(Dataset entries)

------

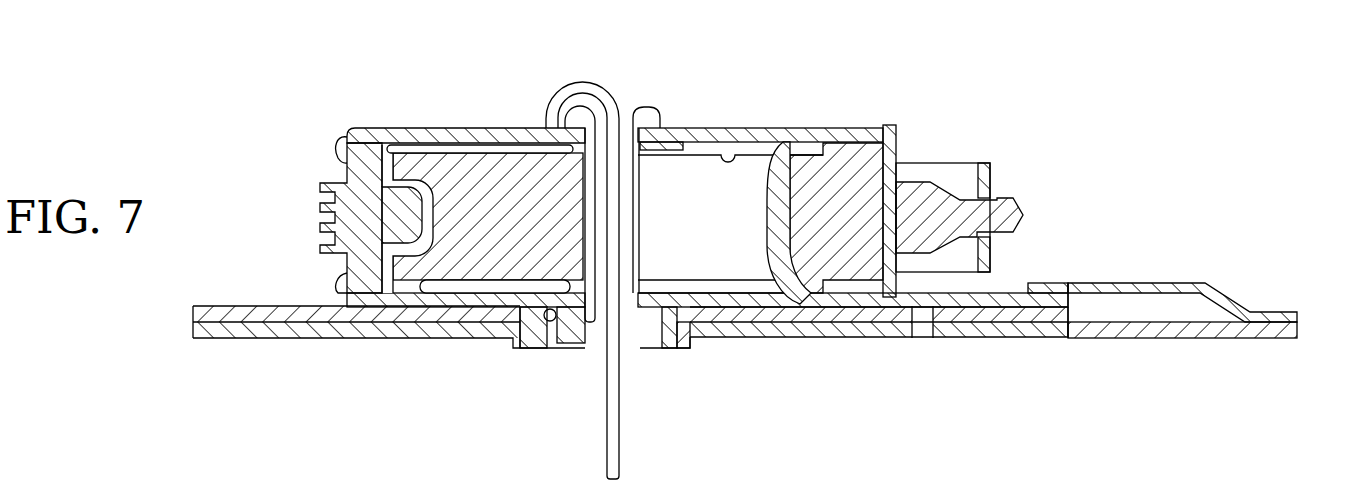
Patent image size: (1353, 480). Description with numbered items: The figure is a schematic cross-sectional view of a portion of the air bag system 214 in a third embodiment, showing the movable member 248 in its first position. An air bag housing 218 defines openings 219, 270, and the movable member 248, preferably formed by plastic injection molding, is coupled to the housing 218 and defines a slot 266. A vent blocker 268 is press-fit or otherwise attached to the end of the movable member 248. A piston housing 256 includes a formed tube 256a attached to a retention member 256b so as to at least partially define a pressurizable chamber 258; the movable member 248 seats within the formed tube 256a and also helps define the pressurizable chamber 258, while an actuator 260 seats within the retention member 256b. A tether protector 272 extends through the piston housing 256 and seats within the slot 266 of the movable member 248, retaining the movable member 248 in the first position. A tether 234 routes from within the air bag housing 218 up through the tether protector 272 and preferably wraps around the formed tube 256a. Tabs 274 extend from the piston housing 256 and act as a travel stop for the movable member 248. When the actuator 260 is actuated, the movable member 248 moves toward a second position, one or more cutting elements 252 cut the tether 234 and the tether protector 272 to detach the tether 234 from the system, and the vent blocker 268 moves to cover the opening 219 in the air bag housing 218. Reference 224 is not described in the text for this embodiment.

The air bag system 214 is at (1112, 161).
The air bag housing 218 is at (242, 340).
The opening 219 is at (1075, 325).
The housing 224 is at (498, 472).
The tether 234 is at (582, 82).
The movable member 248 is at (498, 157).
The cutting elements 252 is at (533, 350).
The piston housing 256 is at (455, 130).
The formed tube 256a is at (397, 132).
The retention member 256b is at (392, 131).
The pressurizable chamber 258 is at (390, 275).
The actuator 260 is at (320, 220).
The slot 266 is at (732, 159).
The vent blocker 268 is at (897, 147).
The opening 270 is at (684, 332).
The tether protector 272 is at (638, 107).
The tabs 274 is at (773, 267).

------

▶ [What you are asked to do] Rewrite every one of the entries above with "embodiment" changed to "configuration" and nothing else altered. Omit the pictures from your answer.

▶ [Written response]
Patent image size: (1353, 480). Description with numbered items: The figure is a schematic cross-sectional view of a portion of the air bag system 214 in a third configuration, showing the movable member 248 in its first position. An air bag housing 218 defines openings 219, 270, and the movable member 248, preferably formed by plastic injection molding, is coupled to the housing 218 and defines a slot 266. A vent blocker 268 is press-fit or otherwise attached to the end of the movable member 248. A piston housing 256 includes a formed tube 256a attached to a retention member 256b so as to at least partially define a pressurizable chamber 258; the movable member 248 seats within the formed tube 256a and also helps define the pressurizable chamber 258, while an actuator 260 seats within the retention member 256b. A tether protector 272 extends through the piston housing 256 and seats within the slot 266 of the movable member 248, retaining the movable member 248 in the first position. A tether 234 routes from within the air bag housing 218 up through the tether protector 272 and preferably wraps around the formed tube 256a. Tabs 274 extend from the piston housing 256 and act as a travel stop for the movable member 248. When the actuator 260 is actuated, the movable member 248 moves toward a second position, one or more cutting elements 252 cut the tether 234 and the tether protector 272 to detach the tether 234 from the system, and the vent blocker 268 moves to cover the opening 219 in the air bag housing 218. Reference 224 is not described in the text for this configuration.

The air bag system 214 is at (1112, 161).
The air bag housing 218 is at (242, 340).
The opening 219 is at (1075, 325).
The housing 224 is at (498, 472).
The tether 234 is at (582, 82).
The movable member 248 is at (498, 157).
The cutting elements 252 is at (533, 350).
The piston housing 256 is at (455, 130).
The formed tube 256a is at (397, 132).
The retention member 256b is at (392, 131).
The pressurizable chamber 258 is at (390, 275).
The actuator 260 is at (320, 220).
The slot 266 is at (732, 159).
The vent blocker 268 is at (897, 147).
The opening 270 is at (684, 332).
The tether protector 272 is at (638, 107).
The tabs 274 is at (773, 267).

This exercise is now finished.